▶ **Kutipan Teks**:
Dan cucian ke dua dan ke tiga itu untuk membersihkan hukum najisnya. Dan air yang sedikit ini, bisa karena memang sedikit, atau diambil dari air banyak tapi dalam tempat yang kecil. Artinya tidak nyambung dengan yang banyak itu. Nah, air sedikit ini, hukumnya, kalau terkena najis, maka ia menjadi najis dan bisa memindahkan najis tsb kemana-mana. Jadi, kalau mencuci najis dengan air sedikit (dibawah 384 liter), maka hati-hati supaya tidak mercik ke mana-mana dan ke kita dimana akan membuat daerah yang diperciki itu menjadi najis..
Tapi kalau mencuci dengan air banyak (384 liter ke atas) yang dalam keadaan nyambung, atau dengan air sumber yang dalam keadaan menyambung (tidak diambil dengan gayung misalnya) atau dengan air pamp, atau air sungai, atau hujan ...asal dalam keadaan nyambung dan tidak dipisah dengan tempat atau apa saja hingga menjadi kurang dari 384 liter, maka setelah mencuci benda najisnya itu, cukup disiram atau dicelupkan sekali lagi saja. Dan bahkan banyak yang melakukannya dengan sekali cucian untuk semuanya, dengan alasan bahwa pada ujung penyelupan atau penyiram yang nyambung itu benda najisnya sudah pergi dan lanjutan celupannya atau siramannya yang menyambung itu, adalah membersihkan hukum najisnya.
Untuk bejana yang kena jilatan anjing maka sebelum dicuci dua kali dengan air apapun, ia harus disapu dengan debu kering dan hati-hatinya disapu lagi dengan debu lembap. Tapi kalau dijilat babi, maka setelah dengan debu itu dicuci sebanyak 7 kali. Masih banyak rincian terhadap hal ini dimana tolong merujuk ke buku-buku fikih, dan atau perlu dibuatkan catatan khusus.
Tentu saja, walaupun anjing darat dan babi darat itu najis, kalau menyentuhnya dalam keadaan kering, baik anjingnya dan kitanya, maka najisnya tidak pindah ke kita atau ke apa saja yang disentuhnya. Jadi, hukum pencucian badan tadi hanya kalau dua-duanya atau salah satunya yang saling bersentuhan itu dalam keadaan basah.
Sinar Agama: Yustanur: Kan sudah di atas itu. Yakni apapun yang najis dan haram dimakan, kalau dalam menjual dan membelinya itu bukan untuk dimakan, misalnya untuk pupuk, maka tidak haram. Atau tidak untuk digunakan kepada yang haram-haram, baik konsumsi atau haram lainnya. Anda menjual pisaupun, yang jelas halal, akan tetapi kalau suatu saat anda tahu bahwa yang membelinya itu untuk membunuh orang, maka haram menjual ke orang tsb.

▶ **Data yang Disediakan**:
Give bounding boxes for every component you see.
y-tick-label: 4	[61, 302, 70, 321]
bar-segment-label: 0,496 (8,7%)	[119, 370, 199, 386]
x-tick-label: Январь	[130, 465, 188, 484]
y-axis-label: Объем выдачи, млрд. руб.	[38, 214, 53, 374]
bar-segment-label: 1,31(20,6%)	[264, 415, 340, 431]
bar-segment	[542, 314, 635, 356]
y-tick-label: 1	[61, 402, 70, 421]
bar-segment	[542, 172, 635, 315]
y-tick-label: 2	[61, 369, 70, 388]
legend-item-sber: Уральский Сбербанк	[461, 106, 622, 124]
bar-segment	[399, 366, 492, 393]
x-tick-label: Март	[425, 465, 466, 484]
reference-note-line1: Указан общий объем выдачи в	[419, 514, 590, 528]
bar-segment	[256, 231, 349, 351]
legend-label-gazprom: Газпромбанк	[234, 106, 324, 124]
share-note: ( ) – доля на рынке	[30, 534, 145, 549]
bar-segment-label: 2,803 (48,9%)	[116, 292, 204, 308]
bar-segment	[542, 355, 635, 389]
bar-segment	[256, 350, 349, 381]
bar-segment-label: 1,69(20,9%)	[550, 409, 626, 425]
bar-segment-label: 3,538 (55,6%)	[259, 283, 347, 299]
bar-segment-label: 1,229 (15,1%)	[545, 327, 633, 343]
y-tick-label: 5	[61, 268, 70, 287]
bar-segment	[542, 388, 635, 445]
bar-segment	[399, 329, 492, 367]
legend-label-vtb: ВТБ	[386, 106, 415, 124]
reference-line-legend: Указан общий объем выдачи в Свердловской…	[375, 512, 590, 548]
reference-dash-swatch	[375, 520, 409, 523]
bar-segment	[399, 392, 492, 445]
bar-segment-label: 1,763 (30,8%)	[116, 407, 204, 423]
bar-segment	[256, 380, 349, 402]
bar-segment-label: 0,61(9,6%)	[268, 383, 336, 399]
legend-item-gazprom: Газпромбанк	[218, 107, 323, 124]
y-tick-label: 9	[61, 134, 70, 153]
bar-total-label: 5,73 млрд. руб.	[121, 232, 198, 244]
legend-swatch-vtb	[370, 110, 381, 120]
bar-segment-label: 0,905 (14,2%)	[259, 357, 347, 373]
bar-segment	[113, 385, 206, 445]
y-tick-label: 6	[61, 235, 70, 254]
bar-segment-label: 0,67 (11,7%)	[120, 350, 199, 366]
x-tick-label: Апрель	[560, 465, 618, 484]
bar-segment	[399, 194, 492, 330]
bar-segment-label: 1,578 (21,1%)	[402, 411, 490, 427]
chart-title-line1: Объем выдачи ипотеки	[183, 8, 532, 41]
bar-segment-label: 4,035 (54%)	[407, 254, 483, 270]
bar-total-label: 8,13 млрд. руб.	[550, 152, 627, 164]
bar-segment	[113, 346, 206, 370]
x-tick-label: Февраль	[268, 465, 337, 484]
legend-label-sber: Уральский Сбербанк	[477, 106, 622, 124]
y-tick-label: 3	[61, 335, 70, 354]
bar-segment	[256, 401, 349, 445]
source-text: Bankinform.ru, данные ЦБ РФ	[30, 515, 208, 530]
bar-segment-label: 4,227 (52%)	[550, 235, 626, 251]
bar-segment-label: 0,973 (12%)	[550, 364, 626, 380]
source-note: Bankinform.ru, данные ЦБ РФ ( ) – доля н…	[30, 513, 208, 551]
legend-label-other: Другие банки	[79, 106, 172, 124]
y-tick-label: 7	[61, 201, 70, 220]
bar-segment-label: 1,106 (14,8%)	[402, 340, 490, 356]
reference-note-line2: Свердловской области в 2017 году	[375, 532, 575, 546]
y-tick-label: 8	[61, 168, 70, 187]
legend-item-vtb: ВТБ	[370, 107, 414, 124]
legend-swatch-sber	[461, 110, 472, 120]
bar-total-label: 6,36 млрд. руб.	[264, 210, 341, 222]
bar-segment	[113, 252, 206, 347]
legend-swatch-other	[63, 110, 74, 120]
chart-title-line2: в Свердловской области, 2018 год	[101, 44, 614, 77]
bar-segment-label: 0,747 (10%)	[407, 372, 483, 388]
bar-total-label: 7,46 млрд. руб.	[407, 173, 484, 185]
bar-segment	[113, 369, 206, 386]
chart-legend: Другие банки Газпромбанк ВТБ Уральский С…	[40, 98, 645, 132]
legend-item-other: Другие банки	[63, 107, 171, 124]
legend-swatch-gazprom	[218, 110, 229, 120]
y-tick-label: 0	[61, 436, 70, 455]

▶ **Tugas Dikerjakan**:
Kutip teks tentang mencuci najis tanpa mengubah sedikit pun, dari "Untuk bejana yang" sampai "dibuatkan catatan khusus.".

▶ **Jawaban Tertulis**:
Untuk bejana yang kena jilatan anjing maka sebelum dicuci dua kali dengan air apapun, ia harus disapu dengan debu kering dan hati-hatinya disapu lagi dengan debu lembap. Tapi kalau dijilat babi, maka setelah dengan debu itu dicuci sebanyak 7 kali. Masih banyak rincian terhadap hal ini dimana tolong merujuk ke buku-buku fikih, dan atau perlu dibuatkan catatan khusus.